Stored data
------------------------------------------------------------------------
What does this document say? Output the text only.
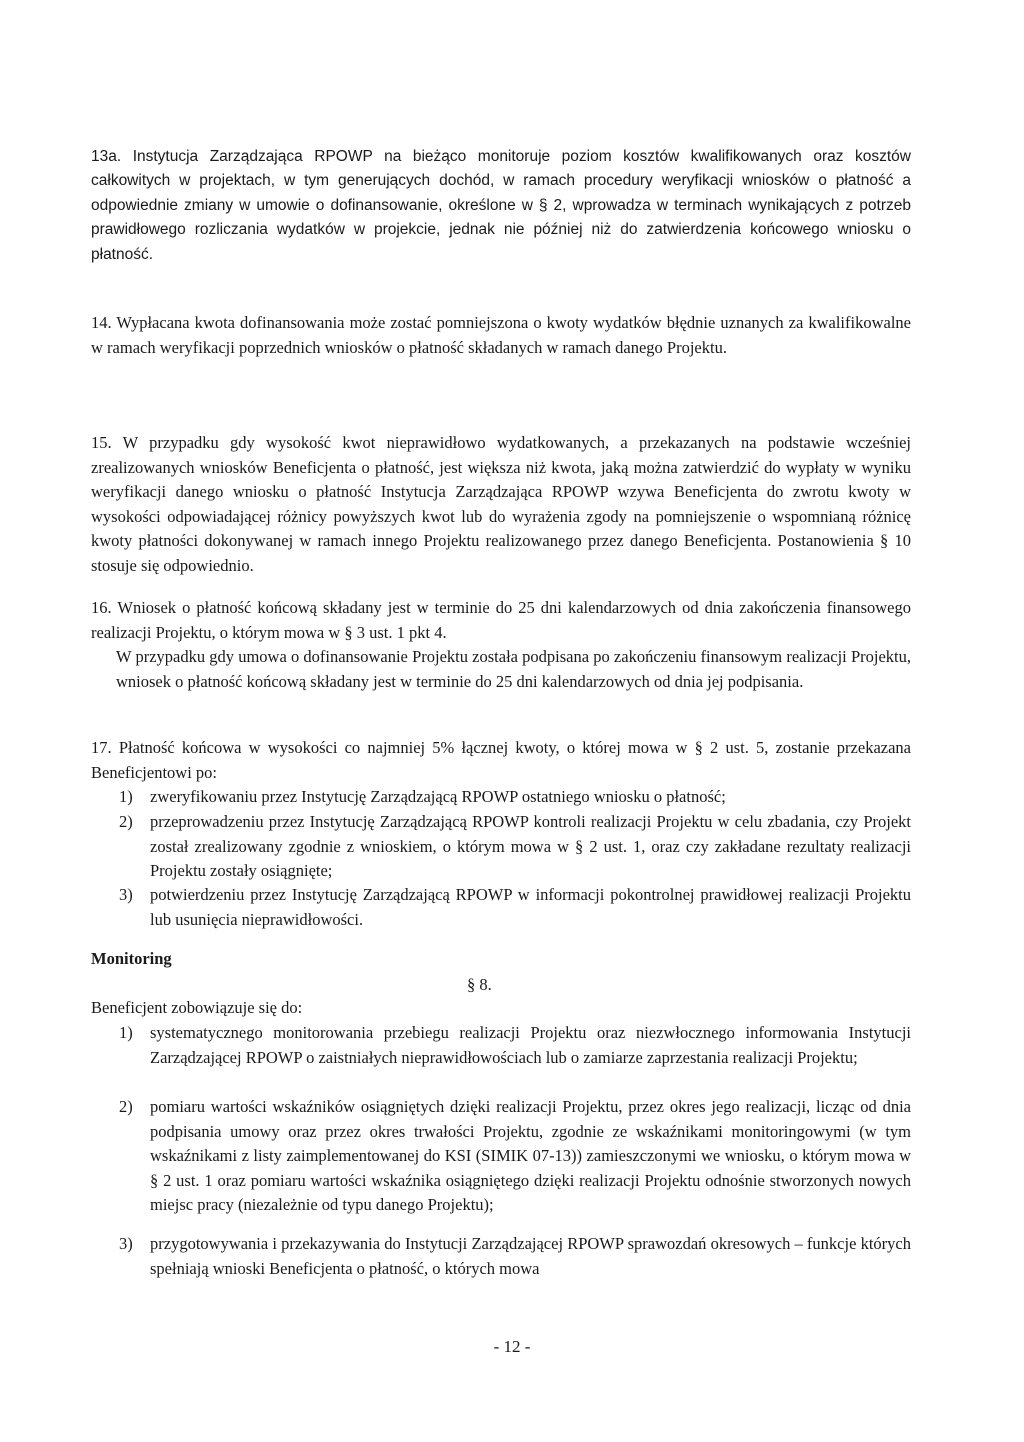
13a. Instytucja Zarządzająca RPOWP na bieżąco monitoruje poziom kosztów kwalifikowanych oraz kosztów całkowitych w projektach, w tym generujących dochód, w ramach procedury weryfikacji wniosków o płatność a odpowiednie zmiany w umowie o dofinansowanie, określone w § 2, wprowadza w terminach wynikających z potrzeb prawidłowego rozliczania wydatków w projekcie, jednak nie później niż do zatwierdzenia końcowego wniosku o płatność.
14. Wypłacana kwota dofinansowania może zostać pomniejszona o kwoty wydatków błędnie uznanych za kwalifikowalne w ramach weryfikacji poprzednich wniosków o płatność składanych w ramach danego Projektu.
15. W przypadku gdy wysokość kwot nieprawidłowo wydatkowanych, a przekazanych na podstawie wcześniej zrealizowanych wniosków Beneficjenta o płatność, jest większa niż kwota, jaką można zatwierdzić do wypłaty w wyniku weryfikacji danego wniosku o płatność Instytucja Zarządzająca RPOWP wzywa Beneficjenta do zwrotu kwoty w wysokości odpowiadającej różnicy powyższych kwot lub do wyrażenia zgody na pomniejszenie o wspomnianą różnicę kwoty płatności dokonywanej w ramach innego Projektu realizowanego przez danego Beneficjenta. Postanowienia § 10 stosuje się odpowiednio.
16. Wniosek o płatność końcową składany jest w terminie do 25 dni kalendarzowych od dnia zakończenia finansowego realizacji Projektu, o którym mowa w § 3 ust. 1 pkt 4.
W przypadku gdy umowa o dofinansowanie Projektu została podpisana po zakończeniu finansowym realizacji Projektu, wniosek o płatność końcową składany jest w terminie do 25 dni kalendarzowych od dnia jej podpisania.
17. Płatność końcowa w wysokości co najmniej 5% łącznej kwoty, o której mowa w § 2 ust. 5, zostanie przekazana Beneficjentowi po:
1) zweryfikowaniu przez Instytucję Zarządzającą RPOWP ostatniego wniosku o płatność;
2) przeprowadzeniu przez Instytucję Zarządzającą RPOWP kontroli realizacji Projektu w celu zbadania, czy Projekt został zrealizowany zgodnie z wnioskiem, o którym mowa w § 2 ust. 1, oraz czy zakładane rezultaty realizacji Projektu zostały osiągnięte;
3) potwierdzeniu przez Instytucję Zarządzającą RPOWP w informacji pokontrolnej prawidłowej realizacji Projektu lub usunięcia nieprawidłowości.
Monitoring
§ 8.
Beneficjent zobowiązuje się do:
1) systematycznego monitorowania przebiegu realizacji Projektu oraz niezwłocznego informowania Instytucji Zarządzającej RPOWP o zaistniałych nieprawidłowościach lub o zamiarze zaprzestania realizacji Projektu;
2) pomiaru wartości wskaźników osiągniętych dzięki realizacji Projektu, przez okres jego realizacji, licząc od dnia podpisania umowy oraz przez okres trwałości Projektu, zgodnie ze wskaźnikami monitoringowymi (w tym wskaźnikami z listy zaimplementowanej do KSI (SIMIK 07-13)) zamieszczonymi we wniosku, o którym mowa w § 2 ust. 1 oraz pomiaru wartości wskaźnika osiągniętego dzięki realizacji Projektu odnośnie stworzonych nowych miejsc pracy (niezależnie od typu danego Projektu);
3) przygotowywania i przekazywania do Instytucji Zarządzającej RPOWP sprawozdań okresowych – funkcje których spełniają wnioski Beneficjenta o płatność, o których mowa
- 12 -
------------------------------------------------------------------------
## WORK TO DO
Ignore the images and quote every line of the listing exactly.

## EXERCISE ANSWER
What does this document say? Output the text only.
13a. Instytucja Zarządzająca RPOWP na bieżąco monitoruje poziom kosztów kwalifikowanych oraz kosztów całkowitych w projektach, w tym generujących dochód, w ramach procedury weryfikacji wniosków o płatność a odpowiednie zmiany w umowie o dofinansowanie, określone w § 2, wprowadza w terminach wynikających z potrzeb prawidłowego rozliczania wydatków w projekcie, jednak nie później niż do zatwierdzenia końcowego wniosku o płatność.
14. Wypłacana kwota dofinansowania może zostać pomniejszona o kwoty wydatków błędnie uznanych za kwalifikowalne w ramach weryfikacji poprzednich wniosków o płatność składanych w ramach danego Projektu.
15. W przypadku gdy wysokość kwot nieprawidłowo wydatkowanych, a przekazanych na podstawie wcześniej zrealizowanych wniosków Beneficjenta o płatność, jest większa niż kwota, jaką można zatwierdzić do wypłaty w wyniku weryfikacji danego wniosku o płatność Instytucja Zarządzająca RPOWP wzywa Beneficjenta do zwrotu kwoty w wysokości odpowiadającej różnicy powyższych kwot lub do wyrażenia zgody na pomniejszenie o wspomnianą różnicę kwoty płatności dokonywanej w ramach innego Projektu realizowanego przez danego Beneficjenta. Postanowienia § 10 stosuje się odpowiednio.
16. Wniosek o płatność końcową składany jest w terminie do 25 dni kalendarzowych od dnia zakończenia finansowego realizacji Projektu, o którym mowa w § 3 ust. 1 pkt 4.
W przypadku gdy umowa o dofinansowanie Projektu została podpisana po zakończeniu finansowym realizacji Projektu, wniosek o płatność końcową składany jest w terminie do 25 dni kalendarzowych od dnia jej podpisania.
17. Płatność końcowa w wysokości co najmniej 5% łącznej kwoty, o której mowa w § 2 ust. 5, zostanie przekazana Beneficjentowi po:
1) zweryfikowaniu przez Instytucję Zarządzającą RPOWP ostatniego wniosku o płatność;
2) przeprowadzeniu przez Instytucję Zarządzającą RPOWP kontroli realizacji Projektu w celu zbadania, czy Projekt został zrealizowany zgodnie z wnioskiem, o którym mowa w § 2 ust. 1, oraz czy zakładane rezultaty realizacji Projektu zostały osiągnięte;
3) potwierdzeniu przez Instytucję Zarządzającą RPOWP w informacji pokontrolnej prawidłowej realizacji Projektu lub usunięcia nieprawidłowości.
Monitoring
§ 8.
Beneficjent zobowiązuje się do:
1) systematycznego monitorowania przebiegu realizacji Projektu oraz niezwłocznego informowania Instytucji Zarządzającej RPOWP o zaistniałych nieprawidłowościach lub o zamiarze zaprzestania realizacji Projektu;
2) pomiaru wartości wskaźników osiągniętych dzięki realizacji Projektu, przez okres jego realizacji, licząc od dnia podpisania umowy oraz przez okres trwałości Projektu, zgodnie ze wskaźnikami monitoringowymi (w tym wskaźnikami z listy zaimplementowanej do KSI (SIMIK 07-13)) zamieszczonymi we wniosku, o którym mowa w § 2 ust. 1 oraz pomiaru wartości wskaźnika osiągniętego dzięki realizacji Projektu odnośnie stworzonych nowych miejsc pracy (niezależnie od typu danego Projektu);
3) przygotowywania i przekazywania do Instytucji Zarządzającej RPOWP sprawozdań okresowych – funkcje których spełniają wnioski Beneficjenta o płatność, o których mowa
- 12 -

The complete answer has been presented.